▶ [AIM OF THE EXERCISE]: Give a count of the lines below that have the string "замена" in them, with no other words.

▶ [EXERCISE DATA]:
● ● ●

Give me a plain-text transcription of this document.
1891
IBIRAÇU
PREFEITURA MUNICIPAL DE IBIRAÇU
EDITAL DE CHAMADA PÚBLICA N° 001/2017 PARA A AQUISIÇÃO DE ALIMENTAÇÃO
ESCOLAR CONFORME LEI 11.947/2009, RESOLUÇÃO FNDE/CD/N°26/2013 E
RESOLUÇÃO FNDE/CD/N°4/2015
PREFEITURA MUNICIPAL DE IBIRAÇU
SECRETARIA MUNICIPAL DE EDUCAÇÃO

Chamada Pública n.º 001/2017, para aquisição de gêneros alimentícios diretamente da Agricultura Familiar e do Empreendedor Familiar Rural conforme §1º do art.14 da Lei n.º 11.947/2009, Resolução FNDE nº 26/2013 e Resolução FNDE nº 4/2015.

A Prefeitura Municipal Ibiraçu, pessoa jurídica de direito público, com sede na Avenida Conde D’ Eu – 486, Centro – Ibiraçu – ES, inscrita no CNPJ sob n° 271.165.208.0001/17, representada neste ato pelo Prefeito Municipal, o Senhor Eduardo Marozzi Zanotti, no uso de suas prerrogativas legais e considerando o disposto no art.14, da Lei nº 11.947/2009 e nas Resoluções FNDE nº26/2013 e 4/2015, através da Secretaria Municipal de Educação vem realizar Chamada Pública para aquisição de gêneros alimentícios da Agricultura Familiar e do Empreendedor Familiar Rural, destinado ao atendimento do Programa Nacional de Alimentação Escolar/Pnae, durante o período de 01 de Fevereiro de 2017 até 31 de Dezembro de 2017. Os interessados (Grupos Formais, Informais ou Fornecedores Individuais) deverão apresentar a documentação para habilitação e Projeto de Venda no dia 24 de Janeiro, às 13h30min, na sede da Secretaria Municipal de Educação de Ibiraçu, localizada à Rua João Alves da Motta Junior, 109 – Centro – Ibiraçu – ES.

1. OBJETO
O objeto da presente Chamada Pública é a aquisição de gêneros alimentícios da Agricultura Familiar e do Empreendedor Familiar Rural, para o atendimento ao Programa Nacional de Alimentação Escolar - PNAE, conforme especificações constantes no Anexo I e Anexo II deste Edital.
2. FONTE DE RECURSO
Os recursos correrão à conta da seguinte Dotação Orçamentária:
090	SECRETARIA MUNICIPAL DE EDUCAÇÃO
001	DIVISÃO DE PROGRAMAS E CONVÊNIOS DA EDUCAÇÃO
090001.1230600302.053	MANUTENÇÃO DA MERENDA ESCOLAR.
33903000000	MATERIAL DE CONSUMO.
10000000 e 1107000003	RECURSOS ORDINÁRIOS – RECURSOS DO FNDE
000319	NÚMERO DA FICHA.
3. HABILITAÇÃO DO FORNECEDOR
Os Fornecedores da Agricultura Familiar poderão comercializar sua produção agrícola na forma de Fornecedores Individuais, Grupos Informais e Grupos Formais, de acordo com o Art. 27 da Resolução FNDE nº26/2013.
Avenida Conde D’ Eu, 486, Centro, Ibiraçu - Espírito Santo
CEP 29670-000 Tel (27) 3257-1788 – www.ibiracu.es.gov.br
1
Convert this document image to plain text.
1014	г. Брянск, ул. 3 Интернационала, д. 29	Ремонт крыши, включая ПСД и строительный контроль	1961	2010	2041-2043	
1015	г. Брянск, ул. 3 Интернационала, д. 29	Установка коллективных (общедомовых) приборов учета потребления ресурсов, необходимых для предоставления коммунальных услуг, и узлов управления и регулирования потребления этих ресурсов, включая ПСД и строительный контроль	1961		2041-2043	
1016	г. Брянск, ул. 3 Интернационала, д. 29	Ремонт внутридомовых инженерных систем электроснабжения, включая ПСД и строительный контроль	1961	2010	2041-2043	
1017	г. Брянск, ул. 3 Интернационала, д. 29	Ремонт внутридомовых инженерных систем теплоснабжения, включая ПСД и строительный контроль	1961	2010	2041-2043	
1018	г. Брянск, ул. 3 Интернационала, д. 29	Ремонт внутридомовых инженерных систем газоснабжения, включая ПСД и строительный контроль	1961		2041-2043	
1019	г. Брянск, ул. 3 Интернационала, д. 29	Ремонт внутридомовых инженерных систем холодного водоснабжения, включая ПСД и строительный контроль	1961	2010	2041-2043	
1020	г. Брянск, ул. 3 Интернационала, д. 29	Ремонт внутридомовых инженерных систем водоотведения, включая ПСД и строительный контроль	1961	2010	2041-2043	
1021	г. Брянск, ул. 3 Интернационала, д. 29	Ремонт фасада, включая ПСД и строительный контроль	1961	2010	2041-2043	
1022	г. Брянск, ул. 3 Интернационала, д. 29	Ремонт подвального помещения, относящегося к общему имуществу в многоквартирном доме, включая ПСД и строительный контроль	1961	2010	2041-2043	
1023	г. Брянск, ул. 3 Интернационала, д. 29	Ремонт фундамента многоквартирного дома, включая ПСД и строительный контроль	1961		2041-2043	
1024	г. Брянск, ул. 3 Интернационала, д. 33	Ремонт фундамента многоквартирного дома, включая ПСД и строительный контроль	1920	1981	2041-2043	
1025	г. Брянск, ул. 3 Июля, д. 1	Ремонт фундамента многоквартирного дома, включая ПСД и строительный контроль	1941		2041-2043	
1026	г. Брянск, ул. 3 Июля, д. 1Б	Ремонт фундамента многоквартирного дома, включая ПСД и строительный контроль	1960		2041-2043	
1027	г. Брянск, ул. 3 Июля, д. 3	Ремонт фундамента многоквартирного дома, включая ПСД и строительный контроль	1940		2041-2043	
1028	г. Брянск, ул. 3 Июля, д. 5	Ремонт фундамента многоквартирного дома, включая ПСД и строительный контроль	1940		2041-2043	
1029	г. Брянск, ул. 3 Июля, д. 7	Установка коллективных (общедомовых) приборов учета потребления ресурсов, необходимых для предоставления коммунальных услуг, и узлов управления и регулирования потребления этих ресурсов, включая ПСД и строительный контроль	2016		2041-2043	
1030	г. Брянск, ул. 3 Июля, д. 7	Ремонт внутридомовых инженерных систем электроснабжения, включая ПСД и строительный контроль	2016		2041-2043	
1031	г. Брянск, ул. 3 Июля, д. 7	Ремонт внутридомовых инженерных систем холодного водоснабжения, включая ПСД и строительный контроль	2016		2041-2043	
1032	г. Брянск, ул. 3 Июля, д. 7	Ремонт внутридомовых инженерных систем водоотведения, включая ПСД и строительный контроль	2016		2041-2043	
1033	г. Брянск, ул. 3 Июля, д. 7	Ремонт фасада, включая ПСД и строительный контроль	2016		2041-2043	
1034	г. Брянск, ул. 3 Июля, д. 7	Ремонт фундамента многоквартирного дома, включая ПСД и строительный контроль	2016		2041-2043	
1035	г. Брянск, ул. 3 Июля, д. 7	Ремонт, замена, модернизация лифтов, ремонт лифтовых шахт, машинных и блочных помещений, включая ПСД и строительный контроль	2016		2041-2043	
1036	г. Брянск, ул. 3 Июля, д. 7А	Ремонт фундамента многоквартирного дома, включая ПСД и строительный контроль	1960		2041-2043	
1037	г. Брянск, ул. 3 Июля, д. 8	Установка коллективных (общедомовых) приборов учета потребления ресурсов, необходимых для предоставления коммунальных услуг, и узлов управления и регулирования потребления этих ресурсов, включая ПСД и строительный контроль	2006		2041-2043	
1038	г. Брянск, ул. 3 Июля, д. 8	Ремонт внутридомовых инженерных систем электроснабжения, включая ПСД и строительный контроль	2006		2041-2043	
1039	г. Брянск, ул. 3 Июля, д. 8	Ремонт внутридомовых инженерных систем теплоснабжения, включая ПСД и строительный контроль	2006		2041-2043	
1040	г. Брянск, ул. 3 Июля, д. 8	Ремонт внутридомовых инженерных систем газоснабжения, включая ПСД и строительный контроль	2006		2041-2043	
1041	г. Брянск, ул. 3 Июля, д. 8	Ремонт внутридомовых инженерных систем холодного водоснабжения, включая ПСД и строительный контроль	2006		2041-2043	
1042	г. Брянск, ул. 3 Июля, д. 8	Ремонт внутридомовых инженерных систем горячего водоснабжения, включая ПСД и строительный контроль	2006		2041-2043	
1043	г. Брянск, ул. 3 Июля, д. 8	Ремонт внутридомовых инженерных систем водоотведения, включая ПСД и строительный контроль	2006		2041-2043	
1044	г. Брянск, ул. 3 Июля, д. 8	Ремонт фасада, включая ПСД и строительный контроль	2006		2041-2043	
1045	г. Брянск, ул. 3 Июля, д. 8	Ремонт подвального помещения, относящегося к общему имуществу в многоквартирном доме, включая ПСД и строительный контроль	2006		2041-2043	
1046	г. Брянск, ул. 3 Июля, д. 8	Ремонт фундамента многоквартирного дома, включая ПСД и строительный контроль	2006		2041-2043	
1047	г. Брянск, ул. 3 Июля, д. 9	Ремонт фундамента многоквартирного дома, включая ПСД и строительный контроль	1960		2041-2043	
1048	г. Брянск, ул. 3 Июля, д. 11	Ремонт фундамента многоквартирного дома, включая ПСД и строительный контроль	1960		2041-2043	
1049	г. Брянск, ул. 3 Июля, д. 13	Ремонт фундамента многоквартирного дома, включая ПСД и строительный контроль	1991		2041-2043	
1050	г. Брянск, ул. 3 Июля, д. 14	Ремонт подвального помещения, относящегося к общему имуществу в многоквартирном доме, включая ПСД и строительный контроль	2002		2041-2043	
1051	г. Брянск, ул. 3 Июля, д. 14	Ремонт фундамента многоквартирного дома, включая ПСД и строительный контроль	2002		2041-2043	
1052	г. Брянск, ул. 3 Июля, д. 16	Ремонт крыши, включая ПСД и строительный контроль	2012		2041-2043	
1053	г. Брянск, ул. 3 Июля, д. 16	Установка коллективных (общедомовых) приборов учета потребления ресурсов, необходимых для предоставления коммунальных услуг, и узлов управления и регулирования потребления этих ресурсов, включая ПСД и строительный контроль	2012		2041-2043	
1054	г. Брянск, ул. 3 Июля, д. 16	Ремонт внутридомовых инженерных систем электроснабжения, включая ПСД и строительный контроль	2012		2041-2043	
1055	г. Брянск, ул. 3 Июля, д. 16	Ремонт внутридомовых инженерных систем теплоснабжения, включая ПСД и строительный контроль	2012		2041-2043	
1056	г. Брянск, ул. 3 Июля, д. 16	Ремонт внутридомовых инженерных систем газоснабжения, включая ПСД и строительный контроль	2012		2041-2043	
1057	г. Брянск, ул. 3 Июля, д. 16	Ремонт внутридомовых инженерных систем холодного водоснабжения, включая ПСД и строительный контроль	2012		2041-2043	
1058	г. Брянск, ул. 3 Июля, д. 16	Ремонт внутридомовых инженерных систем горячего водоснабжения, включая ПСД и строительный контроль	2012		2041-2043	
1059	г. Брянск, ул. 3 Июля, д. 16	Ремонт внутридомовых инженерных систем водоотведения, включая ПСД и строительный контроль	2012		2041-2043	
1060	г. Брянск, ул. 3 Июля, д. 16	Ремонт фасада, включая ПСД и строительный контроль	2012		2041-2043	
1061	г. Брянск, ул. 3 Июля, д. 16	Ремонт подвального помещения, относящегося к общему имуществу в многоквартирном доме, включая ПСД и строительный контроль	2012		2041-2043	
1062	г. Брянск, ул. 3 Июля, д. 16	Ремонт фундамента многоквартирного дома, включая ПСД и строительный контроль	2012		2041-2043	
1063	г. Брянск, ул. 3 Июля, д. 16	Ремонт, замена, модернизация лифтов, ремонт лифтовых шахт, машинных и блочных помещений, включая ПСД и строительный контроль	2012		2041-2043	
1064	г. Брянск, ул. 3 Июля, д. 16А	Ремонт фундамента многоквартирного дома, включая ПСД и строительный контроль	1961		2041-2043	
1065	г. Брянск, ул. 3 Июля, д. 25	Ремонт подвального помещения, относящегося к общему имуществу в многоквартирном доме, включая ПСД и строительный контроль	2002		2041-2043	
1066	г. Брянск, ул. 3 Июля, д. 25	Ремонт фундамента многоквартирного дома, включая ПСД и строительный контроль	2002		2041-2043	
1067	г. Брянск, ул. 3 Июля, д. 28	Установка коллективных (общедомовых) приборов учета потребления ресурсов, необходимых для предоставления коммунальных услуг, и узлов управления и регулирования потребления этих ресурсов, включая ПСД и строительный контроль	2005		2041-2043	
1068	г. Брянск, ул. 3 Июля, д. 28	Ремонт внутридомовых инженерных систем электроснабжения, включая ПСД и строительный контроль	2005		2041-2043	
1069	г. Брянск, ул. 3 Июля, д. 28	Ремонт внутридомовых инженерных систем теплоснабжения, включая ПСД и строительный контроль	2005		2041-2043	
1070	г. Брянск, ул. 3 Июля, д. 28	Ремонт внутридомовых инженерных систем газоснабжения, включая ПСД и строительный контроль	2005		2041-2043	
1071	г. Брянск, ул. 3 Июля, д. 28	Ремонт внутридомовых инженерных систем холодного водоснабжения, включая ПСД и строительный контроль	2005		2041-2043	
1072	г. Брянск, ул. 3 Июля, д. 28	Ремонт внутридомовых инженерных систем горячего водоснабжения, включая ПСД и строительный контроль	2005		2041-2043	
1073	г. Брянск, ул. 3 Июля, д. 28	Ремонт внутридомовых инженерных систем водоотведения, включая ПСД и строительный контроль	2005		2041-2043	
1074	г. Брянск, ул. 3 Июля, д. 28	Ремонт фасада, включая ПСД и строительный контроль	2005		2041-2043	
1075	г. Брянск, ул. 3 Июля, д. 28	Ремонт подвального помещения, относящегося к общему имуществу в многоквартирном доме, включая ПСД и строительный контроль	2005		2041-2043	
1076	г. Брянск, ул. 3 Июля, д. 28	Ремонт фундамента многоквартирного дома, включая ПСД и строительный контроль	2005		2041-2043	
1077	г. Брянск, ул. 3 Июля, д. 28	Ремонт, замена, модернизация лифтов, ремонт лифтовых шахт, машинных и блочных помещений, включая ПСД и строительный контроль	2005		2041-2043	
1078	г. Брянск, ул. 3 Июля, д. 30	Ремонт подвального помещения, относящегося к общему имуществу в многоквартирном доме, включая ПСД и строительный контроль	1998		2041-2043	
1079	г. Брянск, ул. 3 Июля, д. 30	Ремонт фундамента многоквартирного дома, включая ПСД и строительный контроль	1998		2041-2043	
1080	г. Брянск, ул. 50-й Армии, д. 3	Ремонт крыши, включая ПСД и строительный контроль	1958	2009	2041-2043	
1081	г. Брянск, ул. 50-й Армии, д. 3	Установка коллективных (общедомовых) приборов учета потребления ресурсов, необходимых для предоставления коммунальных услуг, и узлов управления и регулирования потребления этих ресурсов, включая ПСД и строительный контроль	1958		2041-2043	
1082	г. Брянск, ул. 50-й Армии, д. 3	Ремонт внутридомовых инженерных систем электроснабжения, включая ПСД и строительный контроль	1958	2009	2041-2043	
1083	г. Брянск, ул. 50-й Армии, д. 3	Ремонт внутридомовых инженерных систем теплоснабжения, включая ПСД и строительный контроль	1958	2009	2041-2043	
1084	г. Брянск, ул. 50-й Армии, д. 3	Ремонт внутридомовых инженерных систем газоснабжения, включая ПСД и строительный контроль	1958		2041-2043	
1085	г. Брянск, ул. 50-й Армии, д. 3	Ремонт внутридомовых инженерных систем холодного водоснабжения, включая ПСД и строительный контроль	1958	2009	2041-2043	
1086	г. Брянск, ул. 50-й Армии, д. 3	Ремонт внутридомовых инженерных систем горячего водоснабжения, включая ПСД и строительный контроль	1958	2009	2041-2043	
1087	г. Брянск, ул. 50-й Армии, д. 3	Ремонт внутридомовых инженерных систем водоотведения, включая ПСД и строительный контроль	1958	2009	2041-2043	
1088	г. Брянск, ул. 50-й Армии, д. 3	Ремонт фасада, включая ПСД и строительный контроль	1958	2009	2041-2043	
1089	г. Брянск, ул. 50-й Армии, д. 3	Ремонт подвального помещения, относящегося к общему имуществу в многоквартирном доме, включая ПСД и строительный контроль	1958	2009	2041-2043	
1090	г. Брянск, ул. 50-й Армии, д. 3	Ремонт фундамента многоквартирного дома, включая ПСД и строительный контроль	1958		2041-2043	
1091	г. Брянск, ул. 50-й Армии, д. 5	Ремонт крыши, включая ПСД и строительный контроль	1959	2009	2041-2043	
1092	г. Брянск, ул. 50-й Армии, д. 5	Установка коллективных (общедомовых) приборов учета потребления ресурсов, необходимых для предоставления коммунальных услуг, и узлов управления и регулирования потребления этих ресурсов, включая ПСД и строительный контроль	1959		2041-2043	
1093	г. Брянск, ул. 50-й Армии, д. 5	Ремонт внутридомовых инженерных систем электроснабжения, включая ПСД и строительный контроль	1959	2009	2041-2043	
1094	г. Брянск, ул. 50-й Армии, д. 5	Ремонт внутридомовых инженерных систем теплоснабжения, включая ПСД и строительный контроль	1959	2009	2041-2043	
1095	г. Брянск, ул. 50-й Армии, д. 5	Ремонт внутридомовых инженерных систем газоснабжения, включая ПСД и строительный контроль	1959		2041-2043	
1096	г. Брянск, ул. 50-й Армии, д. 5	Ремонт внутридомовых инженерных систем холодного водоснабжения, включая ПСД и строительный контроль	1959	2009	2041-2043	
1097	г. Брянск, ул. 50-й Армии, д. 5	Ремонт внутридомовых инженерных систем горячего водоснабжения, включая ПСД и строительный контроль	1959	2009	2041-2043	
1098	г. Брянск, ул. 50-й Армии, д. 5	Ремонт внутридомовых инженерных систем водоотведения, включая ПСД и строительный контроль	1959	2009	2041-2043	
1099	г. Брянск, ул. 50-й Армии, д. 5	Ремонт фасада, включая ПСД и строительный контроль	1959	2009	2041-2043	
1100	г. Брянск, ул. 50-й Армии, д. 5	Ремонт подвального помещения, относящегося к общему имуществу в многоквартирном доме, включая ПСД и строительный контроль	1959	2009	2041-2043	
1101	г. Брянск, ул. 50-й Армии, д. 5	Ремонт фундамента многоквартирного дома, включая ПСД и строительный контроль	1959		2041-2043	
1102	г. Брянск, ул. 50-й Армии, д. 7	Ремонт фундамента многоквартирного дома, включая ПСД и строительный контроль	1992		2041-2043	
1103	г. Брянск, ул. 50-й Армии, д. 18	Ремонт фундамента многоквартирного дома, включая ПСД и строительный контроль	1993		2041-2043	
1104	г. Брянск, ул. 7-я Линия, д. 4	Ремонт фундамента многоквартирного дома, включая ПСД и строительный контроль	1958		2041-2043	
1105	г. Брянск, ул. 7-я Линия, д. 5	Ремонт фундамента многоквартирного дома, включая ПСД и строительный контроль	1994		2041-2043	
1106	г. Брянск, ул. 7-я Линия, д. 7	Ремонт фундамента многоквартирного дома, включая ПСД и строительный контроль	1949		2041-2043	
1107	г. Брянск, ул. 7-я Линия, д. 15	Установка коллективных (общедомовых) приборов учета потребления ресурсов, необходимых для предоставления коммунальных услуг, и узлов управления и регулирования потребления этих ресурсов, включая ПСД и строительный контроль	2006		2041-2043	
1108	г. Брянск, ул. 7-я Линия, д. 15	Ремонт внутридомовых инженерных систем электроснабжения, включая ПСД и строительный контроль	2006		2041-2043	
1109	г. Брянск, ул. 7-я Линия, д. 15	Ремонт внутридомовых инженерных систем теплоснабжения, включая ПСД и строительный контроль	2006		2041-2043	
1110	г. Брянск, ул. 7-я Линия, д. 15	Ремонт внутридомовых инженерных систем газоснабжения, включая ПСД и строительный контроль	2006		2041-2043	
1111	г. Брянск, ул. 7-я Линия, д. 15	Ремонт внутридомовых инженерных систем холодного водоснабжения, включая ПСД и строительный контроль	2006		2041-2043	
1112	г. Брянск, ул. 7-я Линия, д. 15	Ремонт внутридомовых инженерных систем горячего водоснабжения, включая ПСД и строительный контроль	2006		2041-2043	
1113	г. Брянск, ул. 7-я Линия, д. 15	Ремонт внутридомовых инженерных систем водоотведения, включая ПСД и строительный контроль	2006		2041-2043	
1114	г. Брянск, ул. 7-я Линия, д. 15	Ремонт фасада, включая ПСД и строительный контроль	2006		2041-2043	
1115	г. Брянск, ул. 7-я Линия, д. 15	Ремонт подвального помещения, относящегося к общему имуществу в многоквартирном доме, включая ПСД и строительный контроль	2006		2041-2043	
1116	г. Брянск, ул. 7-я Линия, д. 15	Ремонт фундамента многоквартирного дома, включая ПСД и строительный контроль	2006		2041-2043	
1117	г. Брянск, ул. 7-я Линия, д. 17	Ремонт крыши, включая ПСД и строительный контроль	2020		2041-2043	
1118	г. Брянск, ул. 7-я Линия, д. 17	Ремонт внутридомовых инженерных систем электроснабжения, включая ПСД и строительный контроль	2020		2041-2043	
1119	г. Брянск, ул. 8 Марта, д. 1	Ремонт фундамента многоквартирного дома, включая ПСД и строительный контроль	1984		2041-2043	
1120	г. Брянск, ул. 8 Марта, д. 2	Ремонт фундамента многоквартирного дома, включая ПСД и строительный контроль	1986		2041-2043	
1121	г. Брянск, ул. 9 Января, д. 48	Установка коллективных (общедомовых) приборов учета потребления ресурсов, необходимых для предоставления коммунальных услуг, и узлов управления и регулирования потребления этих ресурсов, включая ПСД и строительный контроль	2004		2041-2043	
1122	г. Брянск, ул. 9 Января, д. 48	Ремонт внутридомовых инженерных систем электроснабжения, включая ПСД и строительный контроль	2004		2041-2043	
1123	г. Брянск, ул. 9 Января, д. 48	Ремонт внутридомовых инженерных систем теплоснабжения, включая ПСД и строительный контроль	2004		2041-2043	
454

● ● ●

▶ [FINISHED TASK]: 3